*TEXT SEGMENT*.
=-=-=

Studio album by Steve Ashley
- Released: 28 September 2018
- Genre: Folk; protest music;
- Length: 44:01
- Label: Market Square

Steve Ashley chronology
| Another Day (2017) | One More Thing (2018) | Steve Ashley's Family Album Revisited (2021) |

= One More Thing (Steve Ashley album) =

One More Thing is a solo album of original songs by British singer-songwriter Steve Ashley, which he has described as "his last record". It was released by Market Square Records on 28 September 2018. The album received five-star reviews in the Morning Star, FolkWales Online Magazine and R2 (Rock'n'Reel).

==Reception==

The album received five-star reviews in the Morning Star, FolkWales Online Magazine and R2 (Rock'n'Reel). In his review for the Morning Star, Steve Johnson said: "Ashley insists that this really is his last album, but his involvement in left-wing politics meant he couldn't resist the temptation to retire disgracefully. Any Star reader listening to this album might hope there's a chance of at least a bit more disgrace before final retirement." Oz Hardwick, for R2 (Rock'n'Reel), said: "This understated yet vital album gets straight to the heart of contemporary yet 'political' (in its broadest sense) culture in a way that I'd like to see more writers adopting". Jim Wirth, in Uncut, described Ashley as "the Phil Ochs of the Momentum age...'Dare to question all you see…', Ashley sings on ‘Keep it Free And Easy’; if that’s his closing statement, it’s a timely one."

=-=-=

(Saved entries)
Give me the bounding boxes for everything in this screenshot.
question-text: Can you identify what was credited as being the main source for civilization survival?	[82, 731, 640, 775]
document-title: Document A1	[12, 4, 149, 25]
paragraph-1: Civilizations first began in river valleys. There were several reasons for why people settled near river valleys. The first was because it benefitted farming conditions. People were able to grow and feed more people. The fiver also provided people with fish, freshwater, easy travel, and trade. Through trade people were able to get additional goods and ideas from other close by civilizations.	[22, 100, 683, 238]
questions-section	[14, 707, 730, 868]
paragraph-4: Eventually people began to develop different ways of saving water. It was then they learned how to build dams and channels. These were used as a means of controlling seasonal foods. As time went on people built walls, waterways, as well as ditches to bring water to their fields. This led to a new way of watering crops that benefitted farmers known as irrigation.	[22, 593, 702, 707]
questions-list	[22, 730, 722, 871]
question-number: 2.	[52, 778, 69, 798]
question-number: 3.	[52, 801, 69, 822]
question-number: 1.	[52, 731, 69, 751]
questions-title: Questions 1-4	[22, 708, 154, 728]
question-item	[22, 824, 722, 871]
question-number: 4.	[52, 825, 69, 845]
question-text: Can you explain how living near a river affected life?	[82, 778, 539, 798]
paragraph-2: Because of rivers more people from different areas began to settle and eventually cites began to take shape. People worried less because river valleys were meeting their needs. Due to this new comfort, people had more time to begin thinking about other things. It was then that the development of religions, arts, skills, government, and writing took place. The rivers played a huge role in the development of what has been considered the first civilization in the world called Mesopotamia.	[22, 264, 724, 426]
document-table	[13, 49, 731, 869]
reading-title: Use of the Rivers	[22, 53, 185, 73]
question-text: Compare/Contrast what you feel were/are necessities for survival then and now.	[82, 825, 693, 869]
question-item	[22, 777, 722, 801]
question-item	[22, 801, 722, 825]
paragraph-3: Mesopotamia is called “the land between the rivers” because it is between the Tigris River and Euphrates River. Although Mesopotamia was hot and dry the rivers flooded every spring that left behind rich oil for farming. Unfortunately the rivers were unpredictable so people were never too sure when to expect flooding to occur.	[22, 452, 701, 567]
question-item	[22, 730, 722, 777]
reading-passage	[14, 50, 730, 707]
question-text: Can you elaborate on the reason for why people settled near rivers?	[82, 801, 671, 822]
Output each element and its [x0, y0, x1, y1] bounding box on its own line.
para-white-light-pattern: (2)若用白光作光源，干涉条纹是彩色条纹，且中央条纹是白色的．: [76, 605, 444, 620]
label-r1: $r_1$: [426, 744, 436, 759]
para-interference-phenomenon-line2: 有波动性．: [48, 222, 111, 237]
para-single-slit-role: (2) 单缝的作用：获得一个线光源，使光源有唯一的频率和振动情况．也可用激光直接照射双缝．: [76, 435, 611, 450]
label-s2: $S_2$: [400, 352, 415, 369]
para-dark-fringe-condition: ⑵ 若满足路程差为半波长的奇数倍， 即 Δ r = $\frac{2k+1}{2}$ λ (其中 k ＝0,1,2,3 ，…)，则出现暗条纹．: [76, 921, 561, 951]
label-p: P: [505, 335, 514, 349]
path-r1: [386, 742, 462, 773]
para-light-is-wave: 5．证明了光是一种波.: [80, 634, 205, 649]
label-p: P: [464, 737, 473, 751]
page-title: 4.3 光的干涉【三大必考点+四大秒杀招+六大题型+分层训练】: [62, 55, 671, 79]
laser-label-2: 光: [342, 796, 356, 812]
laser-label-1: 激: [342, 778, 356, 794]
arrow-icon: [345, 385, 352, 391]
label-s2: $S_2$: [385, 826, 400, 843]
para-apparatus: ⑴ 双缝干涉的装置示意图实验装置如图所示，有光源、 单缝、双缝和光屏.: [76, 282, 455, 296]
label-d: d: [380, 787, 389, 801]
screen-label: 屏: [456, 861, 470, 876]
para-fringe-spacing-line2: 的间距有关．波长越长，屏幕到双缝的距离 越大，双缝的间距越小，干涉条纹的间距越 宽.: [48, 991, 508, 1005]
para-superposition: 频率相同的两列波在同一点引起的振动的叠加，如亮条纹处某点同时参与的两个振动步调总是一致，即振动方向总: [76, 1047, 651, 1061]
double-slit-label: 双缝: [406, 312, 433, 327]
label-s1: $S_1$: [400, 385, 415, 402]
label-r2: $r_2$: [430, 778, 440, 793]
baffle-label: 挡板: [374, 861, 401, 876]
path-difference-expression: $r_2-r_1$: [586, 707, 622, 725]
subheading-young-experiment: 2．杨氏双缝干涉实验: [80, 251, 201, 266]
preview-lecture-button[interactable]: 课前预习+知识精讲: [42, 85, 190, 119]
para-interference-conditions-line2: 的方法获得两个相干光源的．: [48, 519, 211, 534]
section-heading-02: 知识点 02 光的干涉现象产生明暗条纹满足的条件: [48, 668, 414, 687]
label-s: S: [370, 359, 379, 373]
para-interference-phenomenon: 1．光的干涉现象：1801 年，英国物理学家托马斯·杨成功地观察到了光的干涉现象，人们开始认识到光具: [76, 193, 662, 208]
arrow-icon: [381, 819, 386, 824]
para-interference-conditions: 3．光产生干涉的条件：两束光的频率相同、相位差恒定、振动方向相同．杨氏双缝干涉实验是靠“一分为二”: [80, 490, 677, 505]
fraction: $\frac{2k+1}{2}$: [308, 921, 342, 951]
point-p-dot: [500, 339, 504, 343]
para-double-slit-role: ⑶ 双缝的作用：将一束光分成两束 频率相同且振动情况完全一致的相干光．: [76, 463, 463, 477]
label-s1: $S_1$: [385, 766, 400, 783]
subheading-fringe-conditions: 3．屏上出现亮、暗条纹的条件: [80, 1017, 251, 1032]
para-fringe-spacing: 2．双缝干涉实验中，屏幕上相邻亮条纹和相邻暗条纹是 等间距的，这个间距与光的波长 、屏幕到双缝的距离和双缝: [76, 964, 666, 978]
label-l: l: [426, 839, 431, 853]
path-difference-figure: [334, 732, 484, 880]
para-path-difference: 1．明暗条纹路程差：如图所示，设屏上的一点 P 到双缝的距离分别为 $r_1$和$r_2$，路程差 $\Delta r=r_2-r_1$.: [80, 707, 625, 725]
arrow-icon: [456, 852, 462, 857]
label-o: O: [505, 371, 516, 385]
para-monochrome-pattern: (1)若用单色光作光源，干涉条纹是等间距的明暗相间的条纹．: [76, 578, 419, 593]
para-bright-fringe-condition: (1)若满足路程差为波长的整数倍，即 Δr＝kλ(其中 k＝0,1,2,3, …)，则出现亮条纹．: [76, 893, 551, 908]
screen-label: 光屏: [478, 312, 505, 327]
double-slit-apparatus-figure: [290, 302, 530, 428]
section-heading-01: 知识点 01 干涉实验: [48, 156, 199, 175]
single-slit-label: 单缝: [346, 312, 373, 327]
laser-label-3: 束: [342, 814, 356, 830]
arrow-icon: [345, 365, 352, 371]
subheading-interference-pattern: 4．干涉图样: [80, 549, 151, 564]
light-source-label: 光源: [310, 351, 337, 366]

=-=-=

Pick up the article on Steve Ashley's album One More Thing after its last sentence and continue it.

*RESULT OF THIS EXERCISE*.
Colin Irwin, in Mojo, described Ashley's album as "A pertinent farewell. Throughout his long career, his sense of social injustice has barely wavered…"

A review for the music collector's magazine Goldmine Dave Thompson described it as "a topical album, in that anyone with an eye for recent British headlines will instantly recognize Ashley’s targets and themes".

Reviewing One More Thing for fRoots, David Kidman paid tribute to Ashley's "masterly British songwriting with all the bite of challenge". And in a review for Folk Radio UK, he said: "Steve’s unafraid to name and shame, and as always he does so with a potent combination of lyrical poetry, delicious wit and darkly puckish humour... The album has an intimate, sharing quality, having been recorded simply at Steve’s own home in Cheltenham... Despite Steve’s insistence that One More Thing will be his final album release, the overall feel is far from valedictory... [and] even if Steve sticks to his guns and never makes another album, you can bet that he’ll still find plenty more to say about this world – the watchwords of grit, determination and integrity will stay with Steve to the end."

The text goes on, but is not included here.